Source records
<<<<
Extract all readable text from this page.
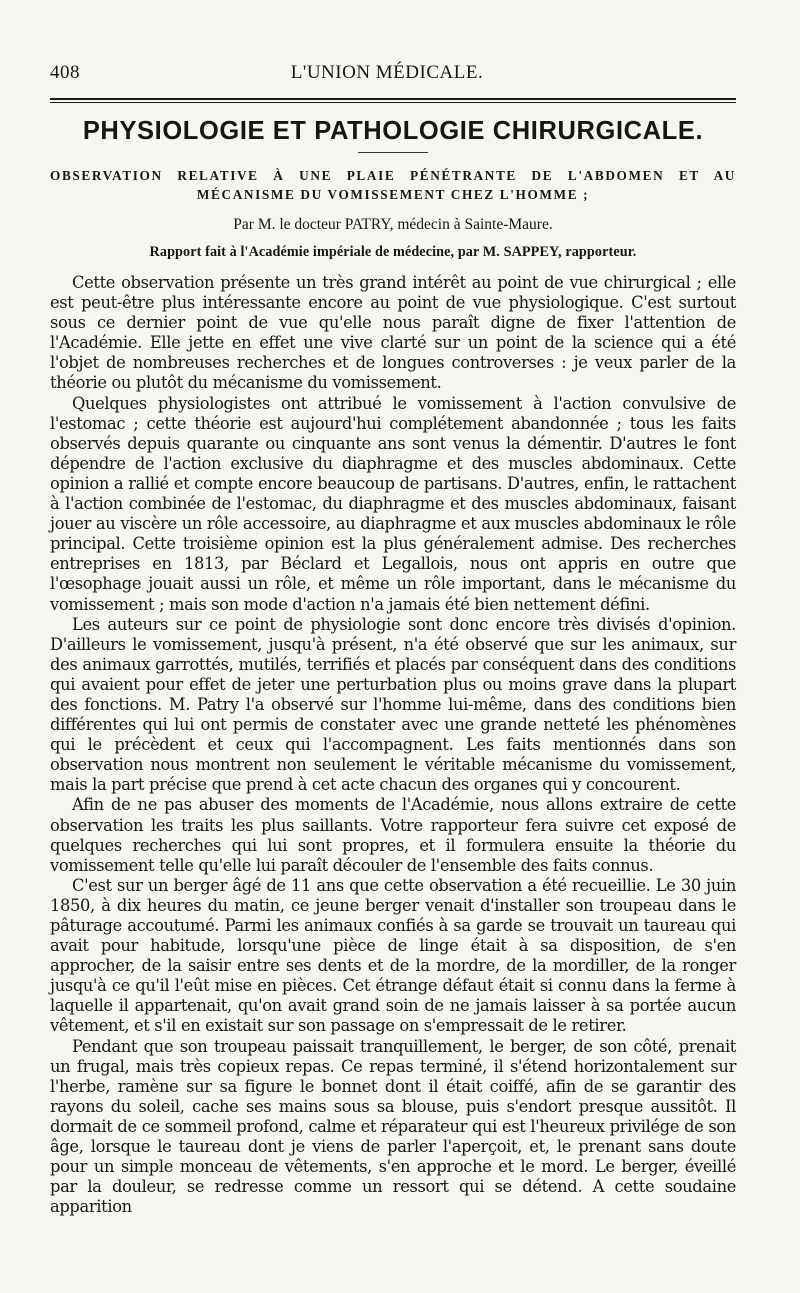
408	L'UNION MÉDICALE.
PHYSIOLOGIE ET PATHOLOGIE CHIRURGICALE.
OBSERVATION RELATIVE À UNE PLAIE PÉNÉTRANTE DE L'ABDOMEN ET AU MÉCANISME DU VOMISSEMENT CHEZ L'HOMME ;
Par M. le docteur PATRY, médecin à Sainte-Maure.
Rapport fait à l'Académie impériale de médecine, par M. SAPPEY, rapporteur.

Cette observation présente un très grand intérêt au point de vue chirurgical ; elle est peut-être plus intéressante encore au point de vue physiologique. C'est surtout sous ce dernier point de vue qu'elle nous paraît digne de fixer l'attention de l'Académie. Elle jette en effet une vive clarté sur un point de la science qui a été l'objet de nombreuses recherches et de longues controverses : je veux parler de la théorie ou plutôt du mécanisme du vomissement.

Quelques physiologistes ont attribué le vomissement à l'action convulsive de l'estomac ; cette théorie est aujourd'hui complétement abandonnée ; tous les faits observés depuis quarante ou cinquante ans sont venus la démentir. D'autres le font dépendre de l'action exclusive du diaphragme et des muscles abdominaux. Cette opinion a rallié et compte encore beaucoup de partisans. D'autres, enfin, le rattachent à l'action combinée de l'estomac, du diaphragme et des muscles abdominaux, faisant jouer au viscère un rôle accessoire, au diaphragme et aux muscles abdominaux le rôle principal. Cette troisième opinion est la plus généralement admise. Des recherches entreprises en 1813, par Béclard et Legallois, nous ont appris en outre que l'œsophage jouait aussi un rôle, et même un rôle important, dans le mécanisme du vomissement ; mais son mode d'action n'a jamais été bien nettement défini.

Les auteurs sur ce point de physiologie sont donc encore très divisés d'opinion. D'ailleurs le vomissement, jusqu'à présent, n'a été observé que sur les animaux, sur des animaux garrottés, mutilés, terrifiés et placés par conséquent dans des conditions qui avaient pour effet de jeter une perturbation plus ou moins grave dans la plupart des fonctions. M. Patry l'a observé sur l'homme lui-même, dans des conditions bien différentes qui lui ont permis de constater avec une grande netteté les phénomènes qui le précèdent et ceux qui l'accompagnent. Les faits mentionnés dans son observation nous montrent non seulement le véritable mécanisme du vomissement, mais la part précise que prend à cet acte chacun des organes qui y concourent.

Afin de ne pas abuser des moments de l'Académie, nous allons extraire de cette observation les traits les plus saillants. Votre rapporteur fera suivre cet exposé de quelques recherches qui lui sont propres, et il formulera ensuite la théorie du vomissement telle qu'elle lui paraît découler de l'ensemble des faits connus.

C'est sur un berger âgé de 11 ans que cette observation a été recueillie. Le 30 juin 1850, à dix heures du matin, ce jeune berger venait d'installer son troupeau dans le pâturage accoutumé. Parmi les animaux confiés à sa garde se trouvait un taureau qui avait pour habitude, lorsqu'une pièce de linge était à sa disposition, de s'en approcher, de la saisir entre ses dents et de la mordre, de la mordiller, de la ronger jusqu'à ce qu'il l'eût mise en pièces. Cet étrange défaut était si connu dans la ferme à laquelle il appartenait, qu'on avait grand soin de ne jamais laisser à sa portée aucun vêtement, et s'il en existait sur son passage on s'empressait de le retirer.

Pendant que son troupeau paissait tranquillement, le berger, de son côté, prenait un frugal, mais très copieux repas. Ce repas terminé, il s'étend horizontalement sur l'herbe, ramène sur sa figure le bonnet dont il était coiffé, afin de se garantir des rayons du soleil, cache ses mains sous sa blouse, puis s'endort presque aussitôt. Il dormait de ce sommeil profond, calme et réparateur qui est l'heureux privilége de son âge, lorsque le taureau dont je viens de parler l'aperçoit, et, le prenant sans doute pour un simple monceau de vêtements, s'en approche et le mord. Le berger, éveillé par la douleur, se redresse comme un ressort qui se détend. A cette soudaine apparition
>>>>
<<<<
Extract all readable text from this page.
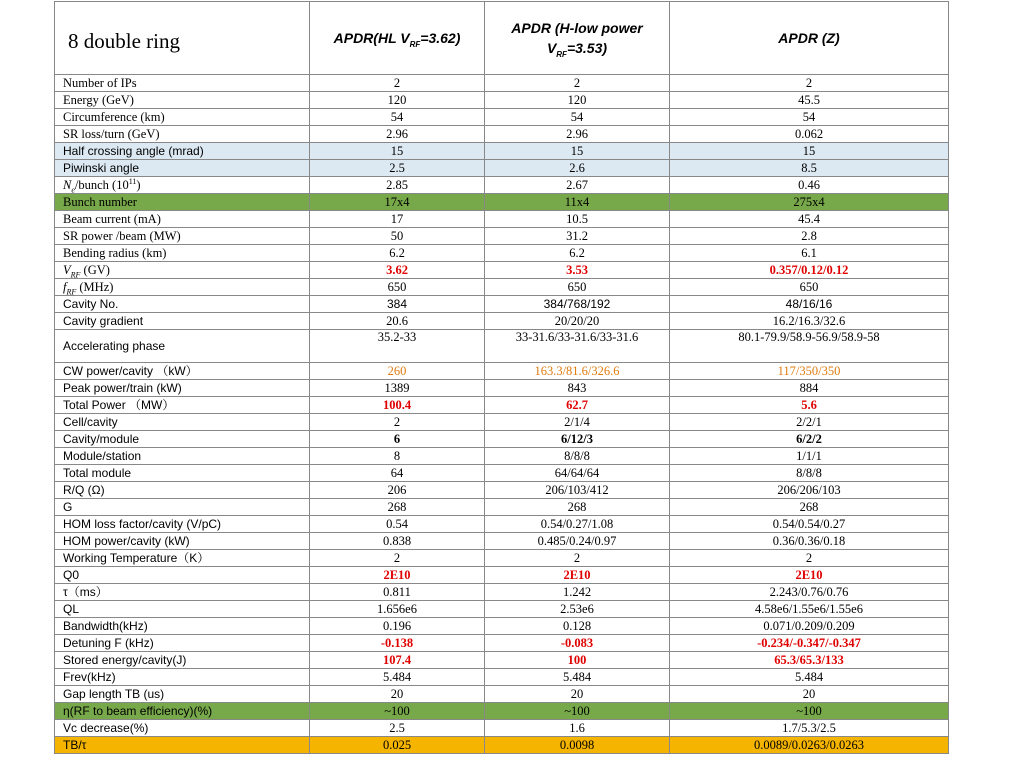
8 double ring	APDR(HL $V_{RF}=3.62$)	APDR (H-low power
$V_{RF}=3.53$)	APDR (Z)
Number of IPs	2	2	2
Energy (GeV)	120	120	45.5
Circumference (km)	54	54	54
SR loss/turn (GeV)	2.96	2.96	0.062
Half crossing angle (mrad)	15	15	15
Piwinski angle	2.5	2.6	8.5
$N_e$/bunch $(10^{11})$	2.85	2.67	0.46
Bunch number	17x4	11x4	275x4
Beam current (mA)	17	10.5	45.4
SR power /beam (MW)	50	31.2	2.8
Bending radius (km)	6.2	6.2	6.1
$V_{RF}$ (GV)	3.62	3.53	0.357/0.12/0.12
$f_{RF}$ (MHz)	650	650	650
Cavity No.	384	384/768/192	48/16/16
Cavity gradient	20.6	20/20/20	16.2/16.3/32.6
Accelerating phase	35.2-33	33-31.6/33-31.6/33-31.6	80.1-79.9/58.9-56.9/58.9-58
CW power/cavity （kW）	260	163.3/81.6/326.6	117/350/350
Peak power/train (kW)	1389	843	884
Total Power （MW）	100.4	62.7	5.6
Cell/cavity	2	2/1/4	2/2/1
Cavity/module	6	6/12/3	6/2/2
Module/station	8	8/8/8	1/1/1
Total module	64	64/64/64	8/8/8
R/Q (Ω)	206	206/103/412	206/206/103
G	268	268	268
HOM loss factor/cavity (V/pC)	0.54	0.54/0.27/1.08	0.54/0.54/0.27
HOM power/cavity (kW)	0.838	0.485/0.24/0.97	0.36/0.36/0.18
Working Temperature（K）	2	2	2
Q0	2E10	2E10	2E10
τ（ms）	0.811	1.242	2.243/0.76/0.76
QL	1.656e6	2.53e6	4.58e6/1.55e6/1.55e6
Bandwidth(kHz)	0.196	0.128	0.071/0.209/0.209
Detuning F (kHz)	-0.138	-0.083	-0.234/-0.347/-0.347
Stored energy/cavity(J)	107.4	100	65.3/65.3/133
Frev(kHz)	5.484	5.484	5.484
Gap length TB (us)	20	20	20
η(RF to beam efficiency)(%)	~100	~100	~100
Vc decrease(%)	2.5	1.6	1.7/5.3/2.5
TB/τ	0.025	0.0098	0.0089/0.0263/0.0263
>>>>
_BRIEF:_ Work out how many lines of the material above contain the word "APDR", then give only that figure.

_EXERCISE SOLUTION:_ 2